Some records

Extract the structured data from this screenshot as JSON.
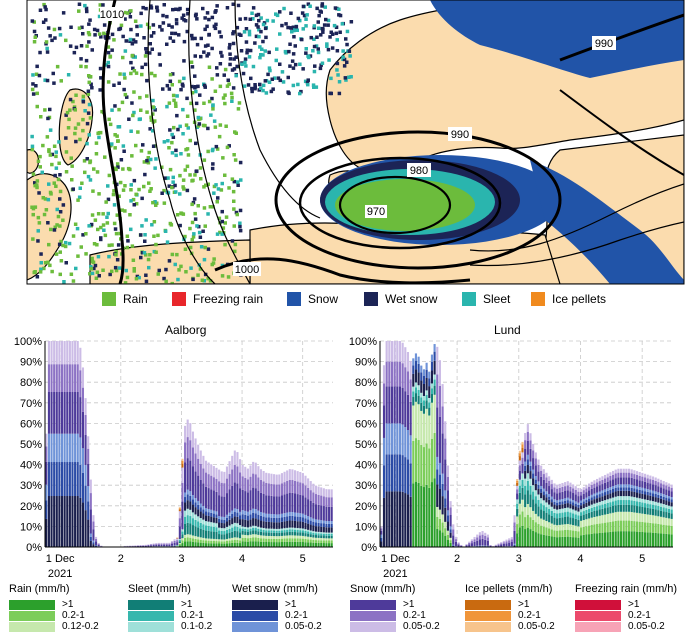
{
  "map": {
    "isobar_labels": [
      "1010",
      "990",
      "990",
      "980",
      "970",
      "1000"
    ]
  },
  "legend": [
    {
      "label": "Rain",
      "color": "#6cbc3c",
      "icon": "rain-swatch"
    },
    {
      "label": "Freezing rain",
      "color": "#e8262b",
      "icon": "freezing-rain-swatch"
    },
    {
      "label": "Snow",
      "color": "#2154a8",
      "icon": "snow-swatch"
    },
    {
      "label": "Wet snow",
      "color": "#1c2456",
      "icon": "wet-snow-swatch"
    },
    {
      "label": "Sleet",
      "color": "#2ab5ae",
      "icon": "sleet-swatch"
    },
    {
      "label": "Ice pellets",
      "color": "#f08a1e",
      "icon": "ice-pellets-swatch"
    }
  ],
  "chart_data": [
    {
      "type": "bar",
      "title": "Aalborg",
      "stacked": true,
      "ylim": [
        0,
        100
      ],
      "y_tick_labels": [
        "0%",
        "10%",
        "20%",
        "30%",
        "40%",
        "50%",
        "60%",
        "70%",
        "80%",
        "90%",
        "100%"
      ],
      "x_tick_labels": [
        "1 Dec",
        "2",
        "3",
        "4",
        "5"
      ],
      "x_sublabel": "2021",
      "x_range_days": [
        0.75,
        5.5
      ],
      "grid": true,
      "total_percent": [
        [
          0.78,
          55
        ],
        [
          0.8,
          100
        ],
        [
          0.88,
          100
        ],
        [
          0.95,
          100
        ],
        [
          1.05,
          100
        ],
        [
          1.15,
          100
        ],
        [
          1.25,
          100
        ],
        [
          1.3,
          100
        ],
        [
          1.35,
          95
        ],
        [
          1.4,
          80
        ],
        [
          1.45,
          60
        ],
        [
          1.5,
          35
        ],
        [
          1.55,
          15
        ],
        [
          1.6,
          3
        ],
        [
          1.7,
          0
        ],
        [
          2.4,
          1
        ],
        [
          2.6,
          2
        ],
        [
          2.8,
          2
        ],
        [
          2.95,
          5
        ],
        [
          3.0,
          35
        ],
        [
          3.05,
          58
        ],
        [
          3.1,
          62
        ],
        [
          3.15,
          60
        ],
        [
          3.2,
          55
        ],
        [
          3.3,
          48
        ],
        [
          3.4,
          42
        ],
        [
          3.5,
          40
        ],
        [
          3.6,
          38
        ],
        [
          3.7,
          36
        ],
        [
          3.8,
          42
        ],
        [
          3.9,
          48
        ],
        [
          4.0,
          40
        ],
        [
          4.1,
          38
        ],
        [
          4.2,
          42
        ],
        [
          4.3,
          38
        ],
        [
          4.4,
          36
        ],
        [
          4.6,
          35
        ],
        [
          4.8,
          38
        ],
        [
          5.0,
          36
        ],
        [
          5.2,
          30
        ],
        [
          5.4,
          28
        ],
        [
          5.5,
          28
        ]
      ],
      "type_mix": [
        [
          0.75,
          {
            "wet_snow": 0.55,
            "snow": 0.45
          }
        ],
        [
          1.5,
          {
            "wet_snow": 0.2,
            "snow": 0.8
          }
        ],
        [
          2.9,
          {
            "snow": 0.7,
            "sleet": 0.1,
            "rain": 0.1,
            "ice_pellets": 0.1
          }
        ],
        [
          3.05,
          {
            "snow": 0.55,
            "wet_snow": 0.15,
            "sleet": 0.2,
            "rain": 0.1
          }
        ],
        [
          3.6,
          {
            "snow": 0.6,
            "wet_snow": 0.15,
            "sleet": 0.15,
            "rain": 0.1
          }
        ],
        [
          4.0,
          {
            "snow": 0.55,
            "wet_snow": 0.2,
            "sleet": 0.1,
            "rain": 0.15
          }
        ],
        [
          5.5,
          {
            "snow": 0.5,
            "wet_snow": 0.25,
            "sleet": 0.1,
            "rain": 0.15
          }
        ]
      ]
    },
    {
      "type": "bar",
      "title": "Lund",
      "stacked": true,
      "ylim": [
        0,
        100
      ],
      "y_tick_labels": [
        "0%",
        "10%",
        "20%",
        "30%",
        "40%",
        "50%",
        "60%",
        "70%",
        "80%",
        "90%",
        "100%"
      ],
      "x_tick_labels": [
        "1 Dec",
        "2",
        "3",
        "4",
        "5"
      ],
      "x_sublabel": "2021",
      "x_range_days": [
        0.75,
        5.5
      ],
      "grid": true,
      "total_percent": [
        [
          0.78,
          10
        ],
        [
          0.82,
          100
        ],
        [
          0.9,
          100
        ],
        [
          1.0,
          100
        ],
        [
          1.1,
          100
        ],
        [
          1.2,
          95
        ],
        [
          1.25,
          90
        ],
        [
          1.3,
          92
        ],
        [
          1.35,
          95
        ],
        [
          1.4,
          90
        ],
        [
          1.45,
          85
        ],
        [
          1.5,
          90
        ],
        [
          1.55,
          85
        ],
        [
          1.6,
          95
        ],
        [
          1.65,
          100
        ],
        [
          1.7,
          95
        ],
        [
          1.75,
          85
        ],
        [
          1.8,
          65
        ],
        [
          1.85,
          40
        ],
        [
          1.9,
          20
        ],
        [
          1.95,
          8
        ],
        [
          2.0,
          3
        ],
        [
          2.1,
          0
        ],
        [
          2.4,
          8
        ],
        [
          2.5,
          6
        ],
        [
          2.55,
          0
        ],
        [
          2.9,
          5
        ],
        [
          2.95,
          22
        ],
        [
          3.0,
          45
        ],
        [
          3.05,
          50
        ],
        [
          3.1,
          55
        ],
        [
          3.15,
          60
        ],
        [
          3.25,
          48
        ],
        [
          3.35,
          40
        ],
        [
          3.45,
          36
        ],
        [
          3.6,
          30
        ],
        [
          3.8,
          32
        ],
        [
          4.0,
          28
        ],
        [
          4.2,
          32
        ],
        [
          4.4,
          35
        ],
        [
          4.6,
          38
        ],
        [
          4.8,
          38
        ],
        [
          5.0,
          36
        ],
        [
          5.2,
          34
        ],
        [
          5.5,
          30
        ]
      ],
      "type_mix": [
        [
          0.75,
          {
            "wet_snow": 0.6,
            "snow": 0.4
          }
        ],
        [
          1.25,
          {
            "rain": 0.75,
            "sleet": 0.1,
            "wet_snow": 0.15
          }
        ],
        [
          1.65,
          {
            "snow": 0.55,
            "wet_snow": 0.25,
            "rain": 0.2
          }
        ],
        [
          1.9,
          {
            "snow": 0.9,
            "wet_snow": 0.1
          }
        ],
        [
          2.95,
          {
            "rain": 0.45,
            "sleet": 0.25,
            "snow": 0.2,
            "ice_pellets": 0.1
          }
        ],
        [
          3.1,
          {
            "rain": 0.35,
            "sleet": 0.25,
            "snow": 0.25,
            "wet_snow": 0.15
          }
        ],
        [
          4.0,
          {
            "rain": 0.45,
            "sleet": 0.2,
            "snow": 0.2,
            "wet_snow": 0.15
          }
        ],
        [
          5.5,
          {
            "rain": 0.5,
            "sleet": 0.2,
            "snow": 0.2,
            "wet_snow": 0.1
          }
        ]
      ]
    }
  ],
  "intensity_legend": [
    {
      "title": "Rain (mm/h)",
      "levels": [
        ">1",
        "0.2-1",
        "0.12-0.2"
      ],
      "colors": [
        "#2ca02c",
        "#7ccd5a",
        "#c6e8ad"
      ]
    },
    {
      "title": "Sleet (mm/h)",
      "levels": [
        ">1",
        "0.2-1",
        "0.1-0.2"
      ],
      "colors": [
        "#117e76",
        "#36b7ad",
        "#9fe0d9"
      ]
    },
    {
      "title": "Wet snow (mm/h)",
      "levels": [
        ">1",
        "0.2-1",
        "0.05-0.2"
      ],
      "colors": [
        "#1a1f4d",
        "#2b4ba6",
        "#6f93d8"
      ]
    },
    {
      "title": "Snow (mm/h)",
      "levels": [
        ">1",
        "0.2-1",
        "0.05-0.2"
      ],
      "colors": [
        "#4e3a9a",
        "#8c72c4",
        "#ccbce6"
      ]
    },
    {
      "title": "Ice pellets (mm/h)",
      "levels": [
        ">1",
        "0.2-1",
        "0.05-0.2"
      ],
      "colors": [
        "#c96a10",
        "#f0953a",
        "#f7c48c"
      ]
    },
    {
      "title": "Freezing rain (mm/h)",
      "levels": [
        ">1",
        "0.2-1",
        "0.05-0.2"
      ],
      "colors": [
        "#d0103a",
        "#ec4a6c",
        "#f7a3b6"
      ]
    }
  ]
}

#### STATED TASK
In the records, locate each line holding the string "title" and copy it.

#### ANSWER TO THIS TASK
      "title": "Aalborg",
      "title": "Lund",
      "title": "Rain (mm/h)",
      "title": "Sleet (mm/h)",
      "title": "Wet snow (mm/h)",
      "title": "Snow (mm/h)",
      "title": "Ice pellets (mm/h)",
      "title": "Freezing rain (mm/h)",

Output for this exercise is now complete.